— What you need to do —
Please express everything in the data from the line containing "map-subtitle: based on" down to the line containing "652, 1006, 676]", both included, as a JSON list of strings with one string per line and blank lines left out.

Labeled region entries
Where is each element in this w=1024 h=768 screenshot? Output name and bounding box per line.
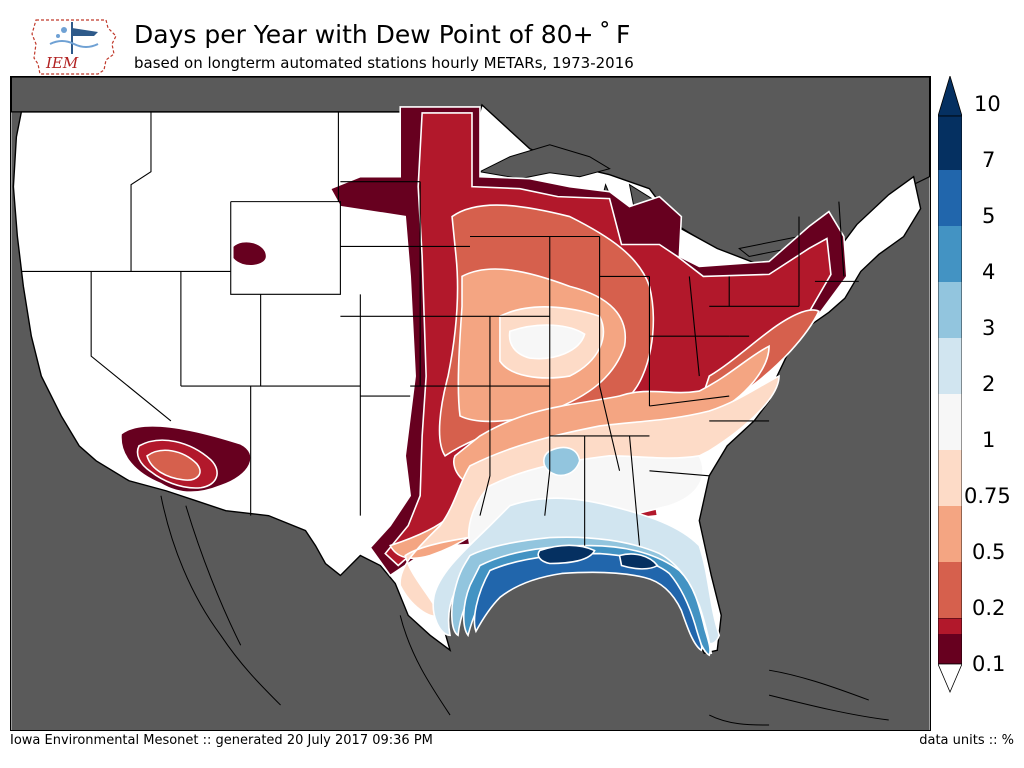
map-subtitle: based on longterm automated stations hou…	[134, 54, 634, 72]
colorbar	[938, 76, 962, 659]
contour-10	[537, 544, 659, 570]
colorbar-swatch-4	[938, 282, 962, 338]
lake-superior	[478, 144, 611, 180]
colorbar-min-arrow	[938, 663, 962, 694]
footer-units: data units :: %	[919, 733, 1014, 748]
colorbar-label-0.1: 0.1	[972, 652, 1006, 676]
state-borders	[21, 111, 859, 546]
colorbar-label-10: 10	[974, 92, 1001, 116]
colorbar-max-arrow	[938, 76, 962, 117]
coastlines	[160, 495, 889, 726]
contour-map	[10, 76, 931, 731]
colorbar-swatch-2	[938, 394, 962, 450]
logo-text: IEM	[45, 54, 79, 72]
iem-logo: IEM	[31, 19, 117, 75]
colorbar-label-0.75: 0.75	[964, 484, 1011, 508]
colorbar-label-0.2: 0.2	[972, 596, 1006, 620]
colorbar-label-1: 1	[982, 428, 996, 452]
footer-credit: Iowa Environmental Mesonet :: generated …	[10, 733, 433, 748]
colorbar-lower	[938, 618, 962, 694]
colorbar-label-7: 7	[982, 148, 996, 172]
colorbar-swatch-0.2b	[938, 618, 962, 634]
colorbar-swatch-7	[938, 170, 962, 226]
colorbar-swatch-0.75	[938, 506, 962, 562]
colorbar-label-2: 2	[982, 372, 996, 396]
colorbar-swatch-5	[938, 226, 962, 282]
colorbar-swatch-0.1	[938, 634, 962, 664]
colorbar-swatch-3	[938, 338, 962, 394]
colorbar-label-3: 3	[982, 316, 996, 340]
colorbar-label-0.5: 0.5	[972, 540, 1006, 564]
colorbar-label-4: 4	[982, 260, 996, 284]
colorbar-swatch-0.5	[938, 562, 962, 618]
colorbar-swatch-1	[938, 450, 962, 506]
map-title: Days per Year with Dew Point of 80+ ˚ F	[134, 20, 631, 49]
colorbar-label-5: 5	[982, 204, 996, 228]
colorbar-swatch-10	[938, 116, 962, 170]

— Task output —
[
  "map-subtitle: based on longterm automated stations hou…\t[134, 54, 634, 72]",
  "colorbar\t[938, 76, 962, 659]",
  "contour-10\t[537, 544, 659, 570]",
  "colorbar-swatch-4\t[938, 282, 962, 338]",
  "lake-superior\t[478, 144, 611, 180]",
  "colorbar-min-arrow\t[938, 663, 962, 694]",
  "footer-units: data units :: %\t[919, 733, 1014, 748]",
  "colorbar-label-0.1: 0.1\t[972, 652, 1006, 676]"
]